# START OF Data supplied
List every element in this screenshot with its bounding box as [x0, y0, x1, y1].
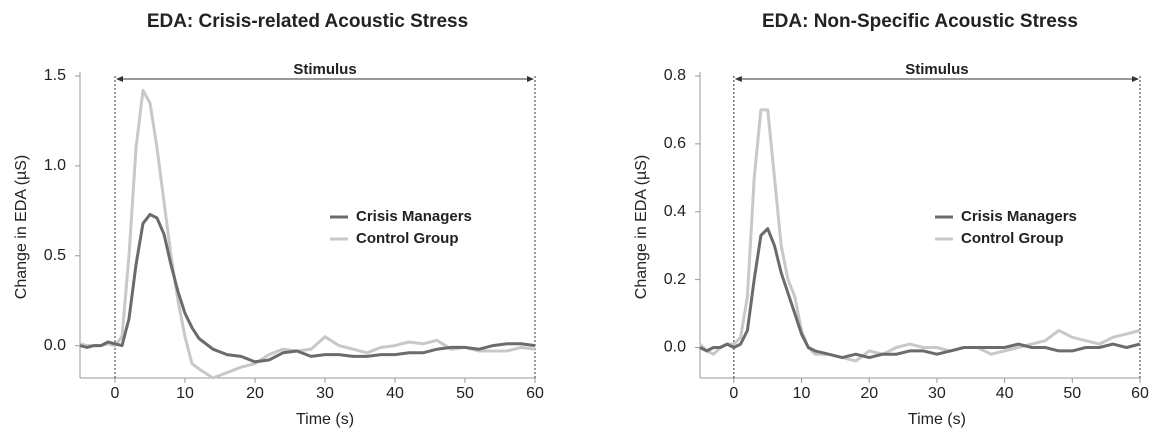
x-tick-label: 0 — [729, 385, 738, 402]
y-tick-label: 1.0 — [44, 157, 66, 174]
x-tick-label: 60 — [526, 385, 544, 402]
y-tick-label: 0.6 — [664, 135, 686, 152]
y-tick-label: 0.4 — [664, 203, 686, 220]
x-tick-label: 10 — [793, 385, 811, 402]
x-tick-label: 20 — [246, 385, 264, 402]
chart-panel: EDA: Non-Specific Acoustic Stress Change … — [633, 11, 1149, 428]
x-tick-label: 50 — [456, 385, 474, 402]
x-tick-label: 60 — [1131, 385, 1149, 402]
chart-title: EDA: Non-Specific Acoustic Stress — [762, 11, 1078, 32]
y-tick-label: 0.0 — [664, 339, 686, 356]
series-line — [79, 88, 536, 380]
y-tick-label: 0.2 — [664, 271, 686, 288]
x-tick-label: 30 — [316, 385, 334, 402]
x-tick-label: 0 — [111, 385, 120, 402]
legend-label: Control Group — [961, 230, 1063, 247]
x-tick-label: 10 — [176, 385, 194, 402]
y-tick-label: 0.5 — [44, 247, 66, 264]
legend-label: Crisis Managers — [356, 208, 472, 225]
chart-panel: EDA: Crisis-related Acoustic Stress Chang… — [13, 11, 544, 428]
stimulus-label: Stimulus — [293, 61, 356, 78]
x-axis-label: Time (s) — [908, 411, 966, 428]
x-axis-label: Time (s) — [296, 411, 354, 428]
chart-title: EDA: Crisis-related Acoustic Stress — [147, 11, 468, 32]
x-tick-label: 50 — [1063, 385, 1081, 402]
series-line — [699, 227, 1141, 360]
y-axis-label: Change in EDA (µS) — [633, 155, 650, 299]
x-tick-label: 20 — [860, 385, 878, 402]
series-line — [79, 212, 536, 364]
legend-label: Control Group — [356, 230, 458, 247]
x-tick-label: 40 — [996, 385, 1014, 402]
stimulus-label: Stimulus — [905, 61, 968, 78]
y-tick-label: 1.5 — [44, 67, 66, 84]
legend-label: Crisis Managers — [961, 208, 1077, 225]
y-tick-label: 0.8 — [664, 67, 686, 84]
series-line — [698, 108, 1141, 363]
x-tick-label: 30 — [928, 385, 946, 402]
x-tick-label: 40 — [386, 385, 404, 402]
y-axis-label: Change in EDA (µS) — [13, 155, 30, 299]
y-tick-label: 0.0 — [44, 337, 66, 354]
# END OF Data supplied
Give back, word for word, the lines of the records starting at the one that contains "x-tick-label: 0 — [729, 385, 738, 402]" and ending at the one that contains "x-tick-label: 30 — [316, 385, 334, 402]". Include both of those lines.

x-tick-label: 0 — [729, 385, 738, 402]
y-tick-label: 1.0 — [44, 157, 66, 174]
x-tick-label: 60 — [526, 385, 544, 402]
y-tick-label: 0.6 — [664, 135, 686, 152]
y-tick-label: 0.4 — [664, 203, 686, 220]
x-tick-label: 10 — [793, 385, 811, 402]
x-tick-label: 20 — [246, 385, 264, 402]
chart-panel: EDA: Non-Specific Acoustic Stress Change … — [633, 11, 1149, 428]
x-tick-label: 50 — [456, 385, 474, 402]
x-tick-label: 60 — [1131, 385, 1149, 402]
chart-title: EDA: Non-Specific Acoustic Stress — [762, 11, 1078, 32]
y-tick-label: 0.0 — [664, 339, 686, 356]
series-line — [79, 88, 536, 380]
y-tick-label: 0.2 — [664, 271, 686, 288]
x-tick-label: 30 — [316, 385, 334, 402]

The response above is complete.